** START **

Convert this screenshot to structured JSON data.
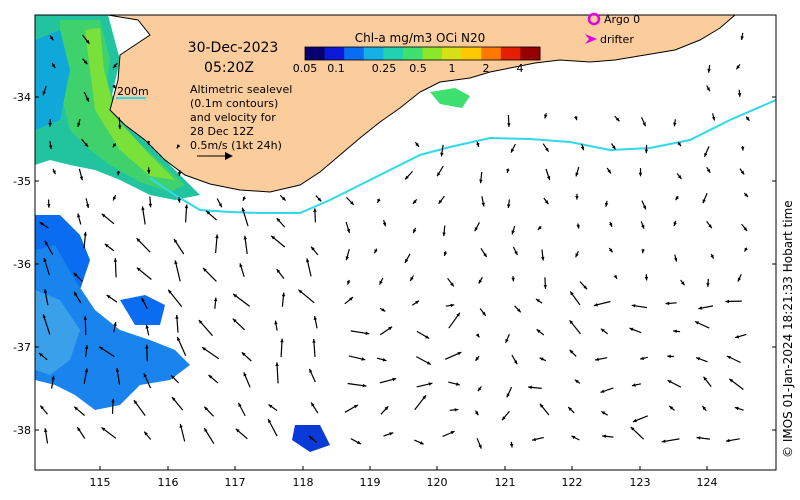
{
  "header": {
    "date": "30-Dec-2023",
    "time": "05:20Z"
  },
  "colorbar": {
    "title": "Chl-a mg/m3 OCi N20",
    "ticks": [
      "0.05",
      "0.1",
      "0.25",
      "0.5",
      "1",
      "2",
      "4"
    ],
    "colors": [
      "#08006e",
      "#0a1ad8",
      "#0a6cf0",
      "#14b0e6",
      "#20d2b0",
      "#3ee070",
      "#8ce62a",
      "#d6e014",
      "#ffc800",
      "#ff7800",
      "#e61e00",
      "#960000"
    ]
  },
  "legend": {
    "argo": "Argo 0",
    "drifter": "drifter",
    "argo_color": "#e000e0",
    "drifter_color": "#e000e0"
  },
  "contour_label": "200m",
  "contour_color": "#30d8e8",
  "annotation": {
    "line1": "Altimetric sealevel",
    "line2": "(0.1m contours)",
    "line3": "and velocity for",
    "line4": "28 Dec 12Z",
    "line5": "0.5m/s (1kt 24h)"
  },
  "x_axis": {
    "ticks": [
      "115",
      "116",
      "117",
      "118",
      "119",
      "120",
      "121",
      "122",
      "123",
      "124"
    ]
  },
  "y_axis": {
    "ticks": [
      "-34",
      "-35",
      "-36",
      "-37",
      "-38"
    ]
  },
  "credit": "© IMOS 01-Jan-2024 18:21:33 Hobart time",
  "colors": {
    "land": "#fbcc9c",
    "ocean": "#ffffff"
  }
}
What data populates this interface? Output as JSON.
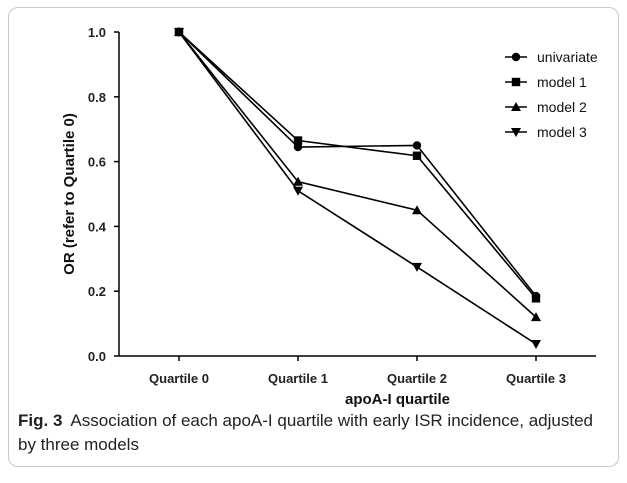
{
  "caption": {
    "label": "Fig. 3",
    "text": "Association of each apoA-I quartile with early ISR incidence, adjusted by three models"
  },
  "chart_data": {
    "type": "line",
    "title": "",
    "xlabel": "apoA-I quartile",
    "ylabel": "OR (refer to Quartile 0)",
    "categories": [
      "Quartile 0",
      "Quartile 1",
      "Quartile 2",
      "Quartile 3"
    ],
    "ylim": [
      0,
      1.0
    ],
    "yticks": [
      0.0,
      0.2,
      0.4,
      0.6,
      0.8,
      1.0
    ],
    "ytick_labels": [
      "0.0",
      "0.2",
      "0.4",
      "0.6",
      "0.8",
      "1.0"
    ],
    "grid": false,
    "legend_position": "top-right",
    "series": [
      {
        "name": "univariate",
        "marker": "circle",
        "values": [
          1.0,
          0.645,
          0.65,
          0.185
        ]
      },
      {
        "name": "model 1",
        "marker": "square",
        "values": [
          1.0,
          0.665,
          0.618,
          0.178
        ]
      },
      {
        "name": "model 2",
        "marker": "triangle-up",
        "values": [
          1.0,
          0.538,
          0.45,
          0.12
        ]
      },
      {
        "name": "model 3",
        "marker": "triangle-down",
        "values": [
          1.0,
          0.51,
          0.275,
          0.037
        ]
      }
    ],
    "colors": {
      "line": "#000000",
      "axis": "#000000"
    }
  }
}
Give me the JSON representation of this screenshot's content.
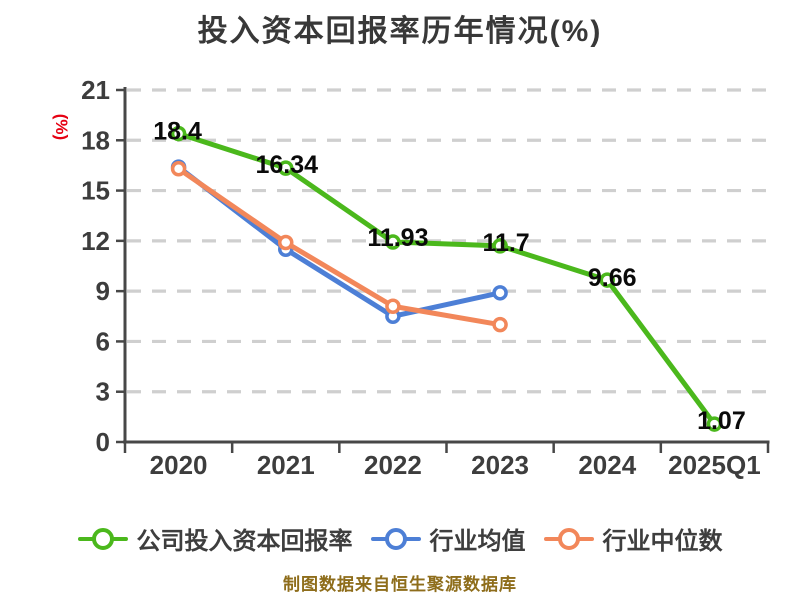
{
  "title": {
    "text": "投入资本回报率历年情况(%)",
    "color": "#383838"
  },
  "y_axis": {
    "unit_text": "(%)",
    "unit_color": "#e60012"
  },
  "footer": {
    "text": "制图数据来自恒生聚源数据库",
    "color": "#8e6d1b"
  },
  "chart_data": {
    "type": "line",
    "categories": [
      "2020",
      "2021",
      "2022",
      "2023",
      "2024",
      "2025Q1"
    ],
    "series": [
      {
        "name": "公司投入资本回报率",
        "color": "#4bb81c",
        "values": [
          18.4,
          16.34,
          11.93,
          11.7,
          9.66,
          1.07
        ],
        "labels": [
          "18.4",
          "16.34",
          "11.93",
          "11.7",
          "9.66",
          "1.07"
        ]
      },
      {
        "name": "行业均值",
        "color": "#4d7fd6",
        "values": [
          16.4,
          11.5,
          7.5,
          8.9
        ]
      },
      {
        "name": "行业中位数",
        "color": "#f2875a",
        "values": [
          16.3,
          11.9,
          8.1,
          7.0
        ]
      }
    ],
    "ylim": [
      0,
      21
    ],
    "y_ticks": [
      0,
      3,
      6,
      9,
      12,
      15,
      18,
      21
    ],
    "grid": "horizontal-dashed",
    "legend_position": "bottom",
    "axis_color": "#474747",
    "grid_color": "#cfcfcf",
    "tick_label_color": "#3d3d3d",
    "data_label_color": "#0a0a0a",
    "marker_style": "white-filled-circle"
  }
}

** END **

- _Given request_
Transcribe every line in the entries above, taking out only the images.

- _Expected output_
Convert this screenshot to structured JSON data.
{
  "header": {
    "date": "30-Dec-2023",
    "time": "05:20Z"
  },
  "colorbar": {
    "title": "Chl-a mg/m3 OCi N20",
    "ticks": [
      "0.05",
      "0.1",
      "0.25",
      "0.5",
      "1",
      "2",
      "4"
    ],
    "colors": [
      "#08006e",
      "#0a1ad8",
      "#0a6cf0",
      "#14b0e6",
      "#20d2b0",
      "#3ee070",
      "#8ce62a",
      "#d6e014",
      "#ffc800",
      "#ff7800",
      "#e61e00",
      "#960000"
    ]
  },
  "legend": {
    "argo": "Argo 0",
    "drifter": "drifter",
    "argo_color": "#e000e0",
    "drifter_color": "#e000e0"
  },
  "contour_label": "200m",
  "contour_color": "#30d8e8",
  "annotation": {
    "line1": "Altimetric sealevel",
    "line2": "(0.1m contours)",
    "line3": "and velocity for",
    "line4": "28 Dec 12Z",
    "line5": "0.5m/s (1kt 24h)"
  },
  "x_axis": {
    "ticks": [
      "115",
      "116",
      "117",
      "118",
      "119",
      "120",
      "121",
      "122",
      "123",
      "124"
    ]
  },
  "y_axis": {
    "ticks": [
      "-34",
      "-35",
      "-36",
      "-37",
      "-38"
    ]
  },
  "credit": "© IMOS 01-Jan-2024 18:21:33 Hobart time",
  "colors": {
    "land": "#fbcc9c",
    "ocean": "#ffffff"
  }
}
What data populates this interface? Output as JSON.
{
  "caption": {
    "label": "Fig. 3",
    "text": "Association of each apoA-I quartile with early ISR incidence, adjusted by three models"
  },
  "chart_data": {
    "type": "line",
    "title": "",
    "xlabel": "apoA-I quartile",
    "ylabel": "OR (refer to Quartile 0)",
    "categories": [
      "Quartile 0",
      "Quartile 1",
      "Quartile 2",
      "Quartile 3"
    ],
    "ylim": [
      0,
      1.0
    ],
    "yticks": [
      0.0,
      0.2,
      0.4,
      0.6,
      0.8,
      1.0
    ],
    "ytick_labels": [
      "0.0",
      "0.2",
      "0.4",
      "0.6",
      "0.8",
      "1.0"
    ],
    "grid": false,
    "legend_position": "top-right",
    "series": [
      {
        "name": "univariate",
        "marker": "circle",
        "values": [
          1.0,
          0.645,
          0.65,
          0.185
        ]
      },
      {
        "name": "model 1",
        "marker": "square",
        "values": [
          1.0,
          0.665,
          0.618,
          0.178
        ]
      },
      {
        "name": "model 2",
        "marker": "triangle-up",
        "values": [
          1.0,
          0.538,
          0.45,
          0.12
        ]
      },
      {
        "name": "model 3",
        "marker": "triangle-down",
        "values": [
          1.0,
          0.51,
          0.275,
          0.037
        ]
      }
    ],
    "colors": {
      "line": "#000000",
      "axis": "#000000"
    }
  }
}
Give me the JSON representation of this screenshot's content.
{
  "title": {
    "text": "投入资本回报率历年情况(%)",
    "color": "#383838"
  },
  "y_axis": {
    "unit_text": "(%)",
    "unit_color": "#e60012"
  },
  "footer": {
    "text": "制图数据来自恒生聚源数据库",
    "color": "#8e6d1b"
  },
  "chart_data": {
    "type": "line",
    "categories": [
      "2020",
      "2021",
      "2022",
      "2023",
      "2024",
      "2025Q1"
    ],
    "series": [
      {
        "name": "公司投入资本回报率",
        "color": "#4bb81c",
        "values": [
          18.4,
          16.34,
          11.93,
          11.7,
          9.66,
          1.07
        ],
        "labels": [
          "18.4",
          "16.34",
          "11.93",
          "11.7",
          "9.66",
          "1.07"
        ]
      },
      {
        "name": "行业均值",
        "color": "#4d7fd6",
        "values": [
          16.4,
          11.5,
          7.5,
          8.9
        ]
      },
      {
        "name": "行业中位数",
        "color": "#f2875a",
        "values": [
          16.3,
          11.9,
          8.1,
          7.0
        ]
      }
    ],
    "ylim": [
      0,
      21
    ],
    "y_ticks": [
      0,
      3,
      6,
      9,
      12,
      15,
      18,
      21
    ],
    "grid": "horizontal-dashed",
    "legend_position": "bottom",
    "axis_color": "#474747",
    "grid_color": "#cfcfcf",
    "tick_label_color": "#3d3d3d",
    "data_label_color": "#0a0a0a",
    "marker_style": "white-filled-circle"
  }
}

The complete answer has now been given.